## WHAT NEEDS TO BE DONE
Pull every line containing "this" out of the material below.

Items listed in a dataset

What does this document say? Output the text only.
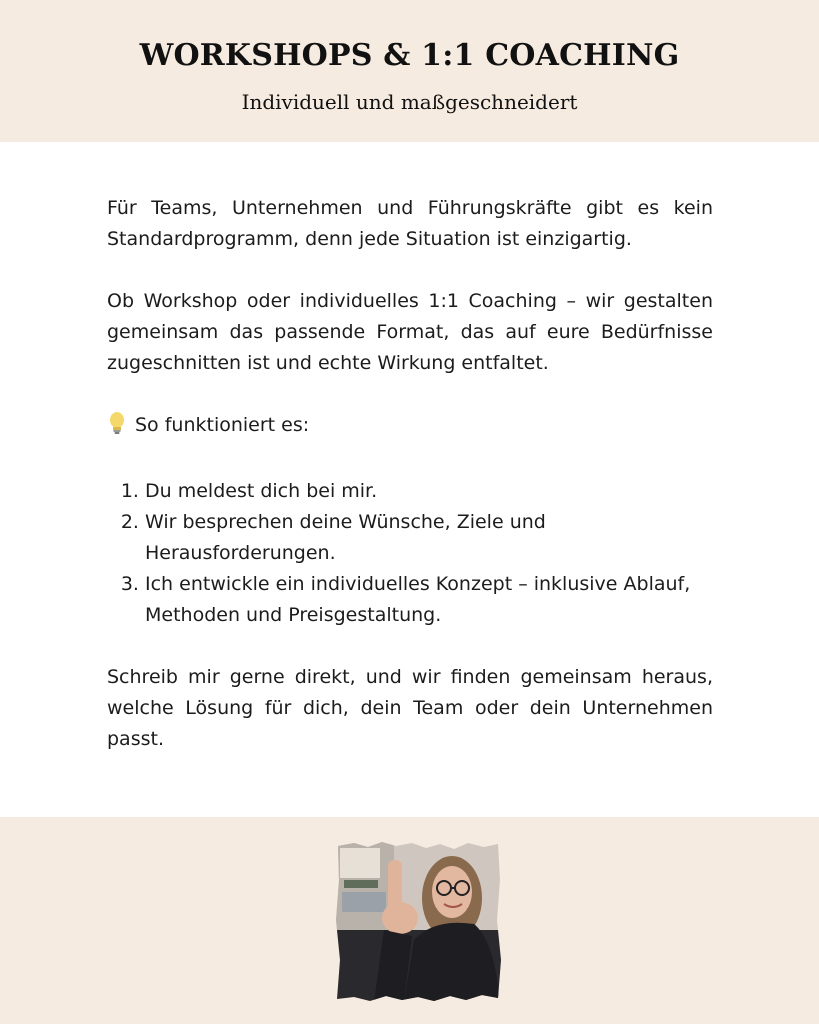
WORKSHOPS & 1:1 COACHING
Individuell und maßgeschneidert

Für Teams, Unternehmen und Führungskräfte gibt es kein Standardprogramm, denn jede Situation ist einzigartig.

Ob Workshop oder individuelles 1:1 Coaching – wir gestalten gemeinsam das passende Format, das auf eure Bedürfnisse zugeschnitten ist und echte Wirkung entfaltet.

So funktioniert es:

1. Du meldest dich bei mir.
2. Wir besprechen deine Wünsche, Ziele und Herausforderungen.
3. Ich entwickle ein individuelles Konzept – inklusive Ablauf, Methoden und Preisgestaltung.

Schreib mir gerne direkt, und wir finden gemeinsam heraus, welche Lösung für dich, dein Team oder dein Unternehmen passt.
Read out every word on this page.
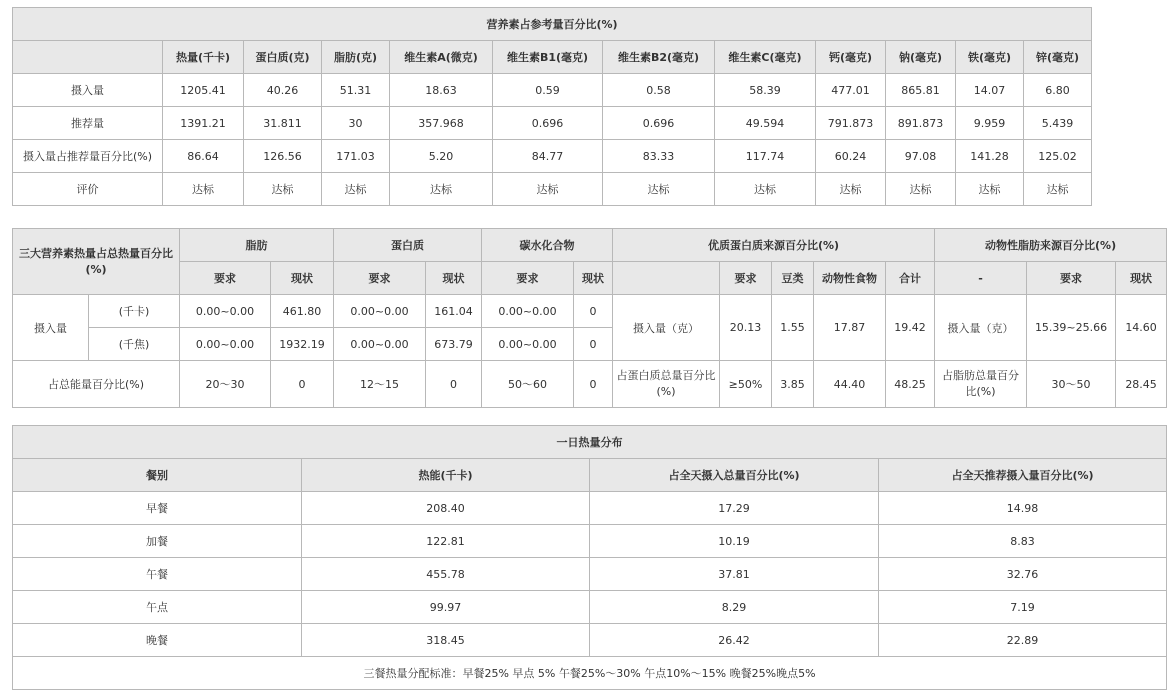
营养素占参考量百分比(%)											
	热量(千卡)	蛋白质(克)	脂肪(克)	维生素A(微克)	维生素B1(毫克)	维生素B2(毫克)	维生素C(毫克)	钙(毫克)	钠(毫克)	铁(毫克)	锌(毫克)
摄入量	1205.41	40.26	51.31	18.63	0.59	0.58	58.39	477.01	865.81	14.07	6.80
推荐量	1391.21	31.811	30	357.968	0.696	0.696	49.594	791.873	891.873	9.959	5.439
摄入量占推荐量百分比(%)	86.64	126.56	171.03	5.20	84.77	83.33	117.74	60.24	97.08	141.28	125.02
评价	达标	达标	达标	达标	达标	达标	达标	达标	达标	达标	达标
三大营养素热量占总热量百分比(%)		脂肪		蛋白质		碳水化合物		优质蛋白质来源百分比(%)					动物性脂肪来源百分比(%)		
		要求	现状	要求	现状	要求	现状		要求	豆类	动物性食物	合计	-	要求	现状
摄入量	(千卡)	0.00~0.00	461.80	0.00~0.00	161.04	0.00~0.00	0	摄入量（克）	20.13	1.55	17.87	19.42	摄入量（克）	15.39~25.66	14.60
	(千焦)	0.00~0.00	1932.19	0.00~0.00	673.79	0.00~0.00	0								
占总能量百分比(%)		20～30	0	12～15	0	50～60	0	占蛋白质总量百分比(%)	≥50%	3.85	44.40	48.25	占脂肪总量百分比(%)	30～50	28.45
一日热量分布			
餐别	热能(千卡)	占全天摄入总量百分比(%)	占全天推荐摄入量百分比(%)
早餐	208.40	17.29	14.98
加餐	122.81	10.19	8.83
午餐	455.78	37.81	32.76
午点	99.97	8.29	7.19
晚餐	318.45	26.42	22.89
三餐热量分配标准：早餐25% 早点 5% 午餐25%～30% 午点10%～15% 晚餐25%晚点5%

## EXERCISE SOLUTION
What does this document say? Output the text only.
Read out every word on this page.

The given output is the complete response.